*Set task*.
Pick out each line of the records in which the word "видов" appears.
• • • • • • •
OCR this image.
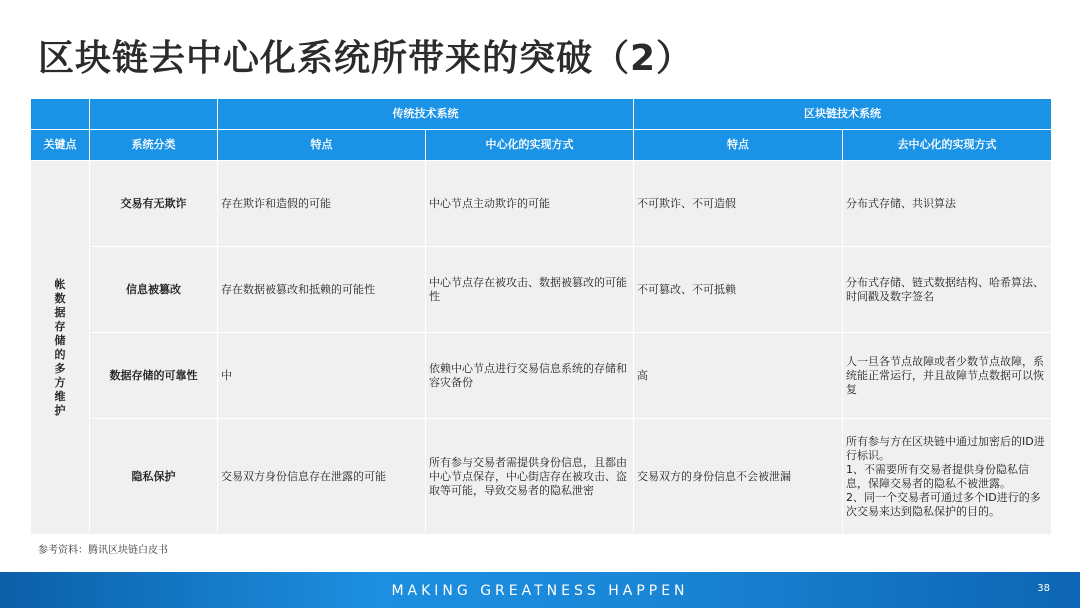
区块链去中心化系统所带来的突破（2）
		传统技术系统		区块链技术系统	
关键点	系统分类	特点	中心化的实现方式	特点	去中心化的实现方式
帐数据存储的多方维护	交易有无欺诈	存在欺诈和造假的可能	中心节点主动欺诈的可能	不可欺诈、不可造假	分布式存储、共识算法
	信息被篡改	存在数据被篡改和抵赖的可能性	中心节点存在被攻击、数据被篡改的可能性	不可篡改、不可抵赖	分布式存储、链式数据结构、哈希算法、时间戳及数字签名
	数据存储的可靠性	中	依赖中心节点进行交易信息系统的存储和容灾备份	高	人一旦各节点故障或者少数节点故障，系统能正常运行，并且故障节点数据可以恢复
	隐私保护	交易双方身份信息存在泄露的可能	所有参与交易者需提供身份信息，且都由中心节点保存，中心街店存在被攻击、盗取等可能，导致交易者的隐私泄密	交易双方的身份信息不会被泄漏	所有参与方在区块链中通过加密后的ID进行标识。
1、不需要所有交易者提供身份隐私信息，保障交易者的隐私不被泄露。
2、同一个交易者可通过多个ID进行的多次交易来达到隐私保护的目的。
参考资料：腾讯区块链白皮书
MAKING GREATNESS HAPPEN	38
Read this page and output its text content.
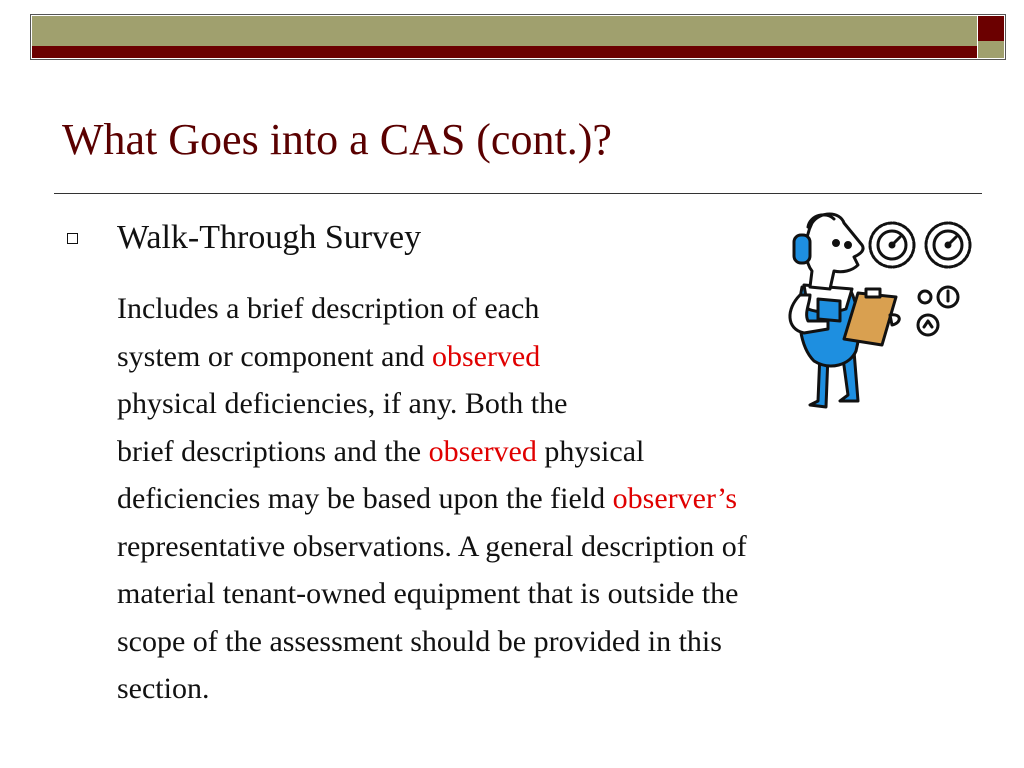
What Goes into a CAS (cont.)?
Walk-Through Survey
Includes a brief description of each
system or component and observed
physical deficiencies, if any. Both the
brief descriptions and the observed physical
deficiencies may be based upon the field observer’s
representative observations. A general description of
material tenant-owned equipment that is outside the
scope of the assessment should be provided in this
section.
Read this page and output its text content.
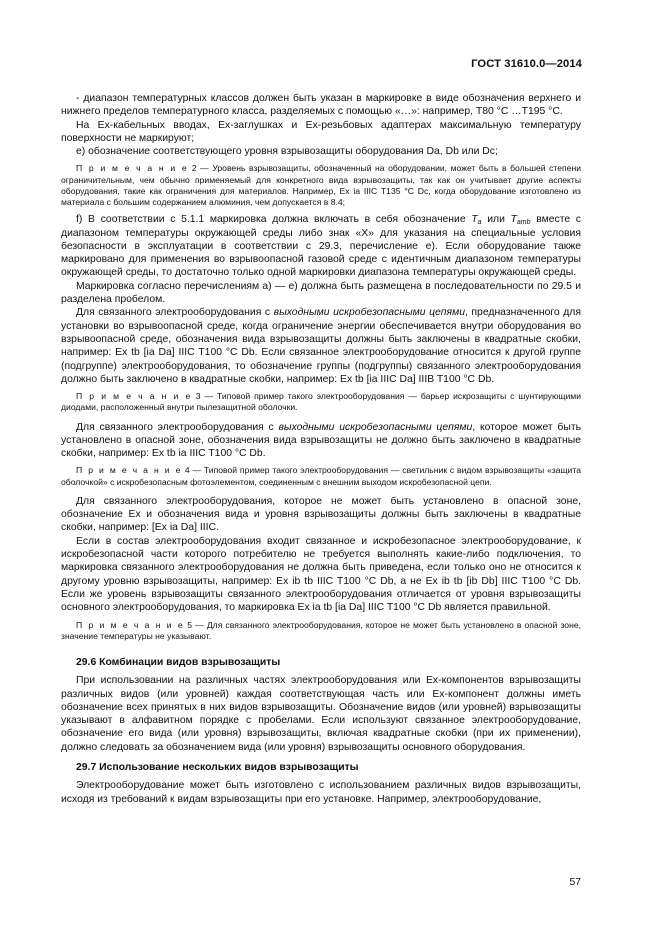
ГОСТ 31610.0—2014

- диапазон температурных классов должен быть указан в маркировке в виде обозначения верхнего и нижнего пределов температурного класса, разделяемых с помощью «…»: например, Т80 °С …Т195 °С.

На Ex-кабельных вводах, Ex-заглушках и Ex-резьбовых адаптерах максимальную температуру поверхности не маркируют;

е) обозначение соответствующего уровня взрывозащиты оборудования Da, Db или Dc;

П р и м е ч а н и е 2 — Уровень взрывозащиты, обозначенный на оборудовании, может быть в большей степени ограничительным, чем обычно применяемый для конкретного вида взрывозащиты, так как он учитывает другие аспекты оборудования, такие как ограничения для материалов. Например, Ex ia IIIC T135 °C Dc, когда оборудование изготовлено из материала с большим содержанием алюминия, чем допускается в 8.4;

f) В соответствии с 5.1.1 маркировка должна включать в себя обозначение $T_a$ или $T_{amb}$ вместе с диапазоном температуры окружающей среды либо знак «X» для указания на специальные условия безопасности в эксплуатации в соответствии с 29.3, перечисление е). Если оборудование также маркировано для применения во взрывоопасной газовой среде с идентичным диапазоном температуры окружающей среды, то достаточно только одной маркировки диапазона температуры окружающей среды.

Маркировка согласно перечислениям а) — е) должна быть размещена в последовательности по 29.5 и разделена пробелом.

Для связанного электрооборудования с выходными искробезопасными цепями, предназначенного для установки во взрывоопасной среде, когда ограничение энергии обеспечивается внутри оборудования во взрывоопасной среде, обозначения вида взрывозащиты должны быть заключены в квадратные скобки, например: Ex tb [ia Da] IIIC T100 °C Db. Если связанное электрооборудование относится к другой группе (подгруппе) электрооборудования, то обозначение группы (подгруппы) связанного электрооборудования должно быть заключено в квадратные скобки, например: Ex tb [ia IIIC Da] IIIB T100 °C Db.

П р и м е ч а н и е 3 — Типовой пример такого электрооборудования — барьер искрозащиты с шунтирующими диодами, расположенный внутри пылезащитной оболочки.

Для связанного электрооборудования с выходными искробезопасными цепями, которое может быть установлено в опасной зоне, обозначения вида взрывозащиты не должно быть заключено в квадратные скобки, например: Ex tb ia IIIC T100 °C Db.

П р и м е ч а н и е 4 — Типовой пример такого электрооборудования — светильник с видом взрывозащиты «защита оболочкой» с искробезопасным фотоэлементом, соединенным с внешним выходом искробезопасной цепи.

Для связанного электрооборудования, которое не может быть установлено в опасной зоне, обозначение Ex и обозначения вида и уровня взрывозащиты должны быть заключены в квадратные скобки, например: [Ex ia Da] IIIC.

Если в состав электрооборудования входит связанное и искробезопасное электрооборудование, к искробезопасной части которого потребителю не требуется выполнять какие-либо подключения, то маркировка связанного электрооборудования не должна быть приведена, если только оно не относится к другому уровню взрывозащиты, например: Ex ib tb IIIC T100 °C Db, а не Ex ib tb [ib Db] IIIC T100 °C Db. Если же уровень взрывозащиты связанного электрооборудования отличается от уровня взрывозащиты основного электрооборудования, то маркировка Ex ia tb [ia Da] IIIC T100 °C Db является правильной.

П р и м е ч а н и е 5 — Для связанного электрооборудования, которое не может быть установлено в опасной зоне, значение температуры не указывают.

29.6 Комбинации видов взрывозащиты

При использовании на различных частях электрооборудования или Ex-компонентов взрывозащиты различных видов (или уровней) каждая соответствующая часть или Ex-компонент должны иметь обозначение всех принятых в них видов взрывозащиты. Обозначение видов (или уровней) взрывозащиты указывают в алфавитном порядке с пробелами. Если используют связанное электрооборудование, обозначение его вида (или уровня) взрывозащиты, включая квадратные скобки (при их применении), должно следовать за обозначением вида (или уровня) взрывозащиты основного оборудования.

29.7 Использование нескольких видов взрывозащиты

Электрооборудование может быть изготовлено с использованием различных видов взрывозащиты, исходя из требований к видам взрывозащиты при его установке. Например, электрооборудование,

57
• • • • • • •
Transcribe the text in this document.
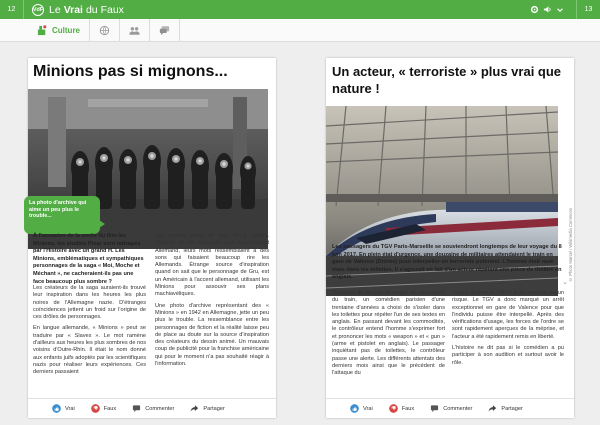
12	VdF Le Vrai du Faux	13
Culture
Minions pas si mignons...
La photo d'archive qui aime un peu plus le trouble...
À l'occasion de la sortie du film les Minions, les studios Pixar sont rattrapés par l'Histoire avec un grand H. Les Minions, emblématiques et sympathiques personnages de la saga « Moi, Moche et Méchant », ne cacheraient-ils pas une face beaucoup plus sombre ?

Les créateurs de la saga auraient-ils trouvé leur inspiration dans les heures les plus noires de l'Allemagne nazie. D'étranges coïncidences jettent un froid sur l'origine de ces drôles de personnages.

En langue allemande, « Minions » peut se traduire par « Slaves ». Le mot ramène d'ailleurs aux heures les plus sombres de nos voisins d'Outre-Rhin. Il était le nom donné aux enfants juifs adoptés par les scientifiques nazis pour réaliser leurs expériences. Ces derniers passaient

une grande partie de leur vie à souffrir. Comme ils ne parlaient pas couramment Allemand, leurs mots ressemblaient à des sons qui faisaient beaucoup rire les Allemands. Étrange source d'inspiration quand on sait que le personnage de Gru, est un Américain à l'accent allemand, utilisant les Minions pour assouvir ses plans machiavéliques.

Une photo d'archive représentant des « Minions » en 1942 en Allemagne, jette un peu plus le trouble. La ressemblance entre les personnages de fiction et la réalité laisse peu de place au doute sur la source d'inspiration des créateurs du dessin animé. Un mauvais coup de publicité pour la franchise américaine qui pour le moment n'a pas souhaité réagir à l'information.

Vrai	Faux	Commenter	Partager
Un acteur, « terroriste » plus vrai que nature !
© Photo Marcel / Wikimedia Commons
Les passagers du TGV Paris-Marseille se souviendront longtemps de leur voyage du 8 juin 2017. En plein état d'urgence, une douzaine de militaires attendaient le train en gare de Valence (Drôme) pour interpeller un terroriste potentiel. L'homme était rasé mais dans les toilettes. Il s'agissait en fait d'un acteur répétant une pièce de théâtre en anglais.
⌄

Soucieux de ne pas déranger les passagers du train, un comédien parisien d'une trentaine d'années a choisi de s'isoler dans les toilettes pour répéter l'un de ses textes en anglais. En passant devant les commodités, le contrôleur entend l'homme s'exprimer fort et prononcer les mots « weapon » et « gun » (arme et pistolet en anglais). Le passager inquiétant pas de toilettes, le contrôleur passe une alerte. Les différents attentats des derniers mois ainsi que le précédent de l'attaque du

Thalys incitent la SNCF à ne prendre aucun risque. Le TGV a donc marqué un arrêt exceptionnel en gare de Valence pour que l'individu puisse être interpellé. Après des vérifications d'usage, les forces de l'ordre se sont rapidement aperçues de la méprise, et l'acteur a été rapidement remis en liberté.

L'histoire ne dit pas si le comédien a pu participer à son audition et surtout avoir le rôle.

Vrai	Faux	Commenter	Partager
• • • • • • •
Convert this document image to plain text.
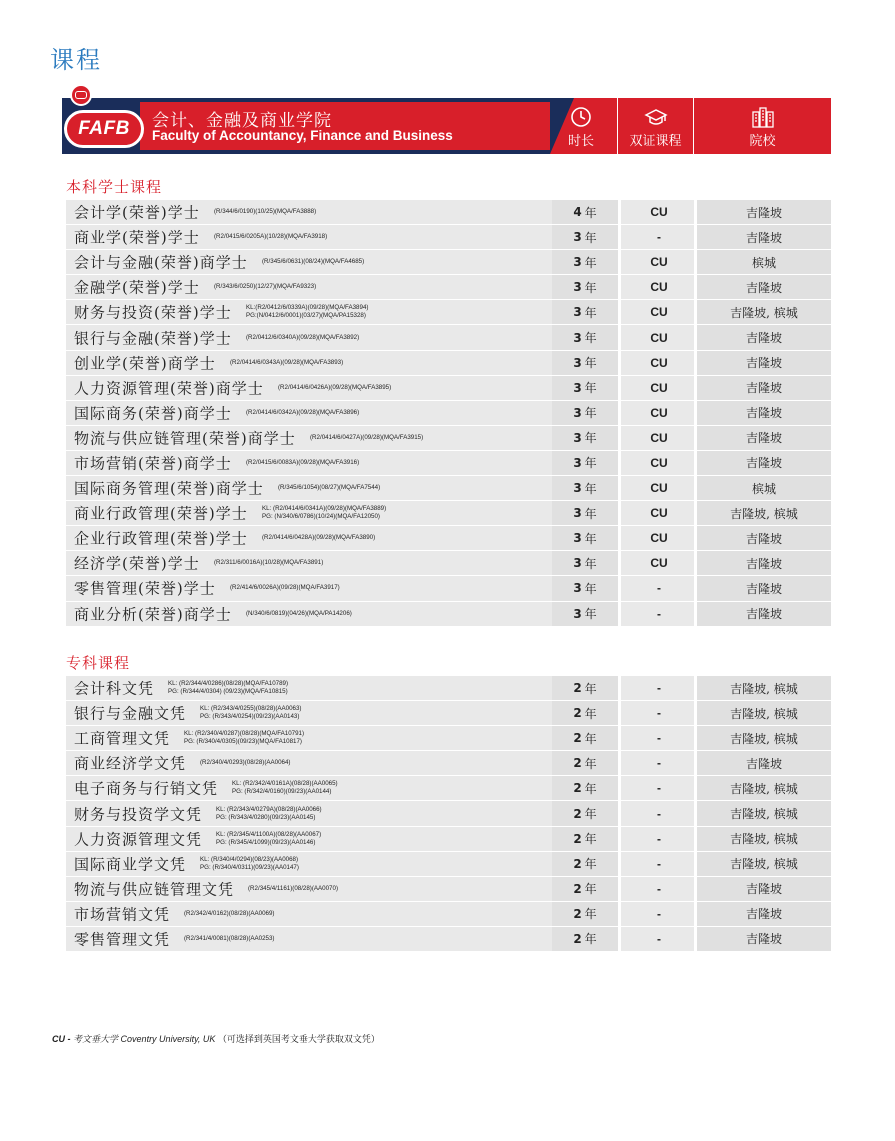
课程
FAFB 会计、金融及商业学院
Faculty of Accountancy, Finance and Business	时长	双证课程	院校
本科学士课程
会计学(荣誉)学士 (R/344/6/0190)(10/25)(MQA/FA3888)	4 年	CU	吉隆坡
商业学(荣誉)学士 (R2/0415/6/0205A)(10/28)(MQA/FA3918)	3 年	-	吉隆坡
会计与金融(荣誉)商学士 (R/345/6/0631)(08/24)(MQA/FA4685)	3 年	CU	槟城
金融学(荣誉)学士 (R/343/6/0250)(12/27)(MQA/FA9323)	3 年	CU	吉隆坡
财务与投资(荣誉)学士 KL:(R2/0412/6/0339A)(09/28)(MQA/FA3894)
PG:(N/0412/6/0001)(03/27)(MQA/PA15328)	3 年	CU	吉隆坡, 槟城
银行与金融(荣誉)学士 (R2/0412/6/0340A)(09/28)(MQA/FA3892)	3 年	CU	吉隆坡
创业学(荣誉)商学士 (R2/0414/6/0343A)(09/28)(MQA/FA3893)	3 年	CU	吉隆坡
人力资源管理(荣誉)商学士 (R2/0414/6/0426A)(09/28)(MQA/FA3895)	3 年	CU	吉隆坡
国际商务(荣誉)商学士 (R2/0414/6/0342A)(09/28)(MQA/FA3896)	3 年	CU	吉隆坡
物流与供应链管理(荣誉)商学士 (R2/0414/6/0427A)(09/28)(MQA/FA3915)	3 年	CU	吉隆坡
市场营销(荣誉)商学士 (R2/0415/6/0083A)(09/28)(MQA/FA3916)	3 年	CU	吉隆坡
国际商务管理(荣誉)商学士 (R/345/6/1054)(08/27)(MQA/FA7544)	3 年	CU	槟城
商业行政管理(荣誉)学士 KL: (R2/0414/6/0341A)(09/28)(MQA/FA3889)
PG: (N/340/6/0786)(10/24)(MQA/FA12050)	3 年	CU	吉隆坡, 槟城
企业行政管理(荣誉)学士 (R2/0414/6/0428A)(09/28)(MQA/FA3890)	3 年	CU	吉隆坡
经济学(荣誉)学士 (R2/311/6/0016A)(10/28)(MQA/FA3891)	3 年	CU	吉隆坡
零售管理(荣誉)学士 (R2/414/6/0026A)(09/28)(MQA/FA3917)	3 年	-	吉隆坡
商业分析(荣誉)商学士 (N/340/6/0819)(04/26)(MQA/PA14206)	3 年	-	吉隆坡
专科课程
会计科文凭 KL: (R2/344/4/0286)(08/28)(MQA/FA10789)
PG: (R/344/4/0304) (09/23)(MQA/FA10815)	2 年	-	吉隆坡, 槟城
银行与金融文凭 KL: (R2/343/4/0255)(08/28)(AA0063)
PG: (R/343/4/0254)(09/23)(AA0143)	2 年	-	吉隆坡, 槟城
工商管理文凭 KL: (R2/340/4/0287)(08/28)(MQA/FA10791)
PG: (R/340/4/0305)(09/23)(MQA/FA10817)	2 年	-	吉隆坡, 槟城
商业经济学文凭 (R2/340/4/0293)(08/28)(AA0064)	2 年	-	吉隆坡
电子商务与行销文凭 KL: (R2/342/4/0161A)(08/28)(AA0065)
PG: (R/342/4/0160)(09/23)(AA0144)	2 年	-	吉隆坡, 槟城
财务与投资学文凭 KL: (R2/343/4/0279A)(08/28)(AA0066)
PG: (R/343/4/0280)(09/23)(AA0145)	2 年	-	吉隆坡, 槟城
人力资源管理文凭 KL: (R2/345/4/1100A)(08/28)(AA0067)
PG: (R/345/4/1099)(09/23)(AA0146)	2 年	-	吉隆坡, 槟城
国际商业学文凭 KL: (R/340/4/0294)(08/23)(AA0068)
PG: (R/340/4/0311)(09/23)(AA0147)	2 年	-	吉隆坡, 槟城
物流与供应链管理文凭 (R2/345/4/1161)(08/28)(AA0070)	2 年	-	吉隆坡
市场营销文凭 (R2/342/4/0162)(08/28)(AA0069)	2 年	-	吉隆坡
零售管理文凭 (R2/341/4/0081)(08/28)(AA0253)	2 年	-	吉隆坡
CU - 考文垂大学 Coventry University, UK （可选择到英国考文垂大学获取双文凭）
• • • • • • •
*The solution*.
29.6 Комбинации видов взрывозащиты
При использовании на различных частях электрооборудования или Ex-компонентов взрывозащиты различных видов (или уровней) каждая соответствующая часть или Ex-компонент должны иметь обозначение всех принятых в них видов взрывозащиты. Обозначение видов (или уровней) взрывозащиты указывают в алфавитном порядке с пробелами. Если используют связанное электрооборудование, обозначение его вида (или уровня) взрывозащиты, включая квадратные скобки (при их применении), должно следовать за обозначением вида (или уровня) взрывозащиты основного оборудования.
29.7 Использование нескольких видов взрывозащиты
Электрооборудование может быть изготовлено с использованием различных видов взрывозащиты, исходя из требований к видам взрывозащиты при его установке. Например, электрооборудование,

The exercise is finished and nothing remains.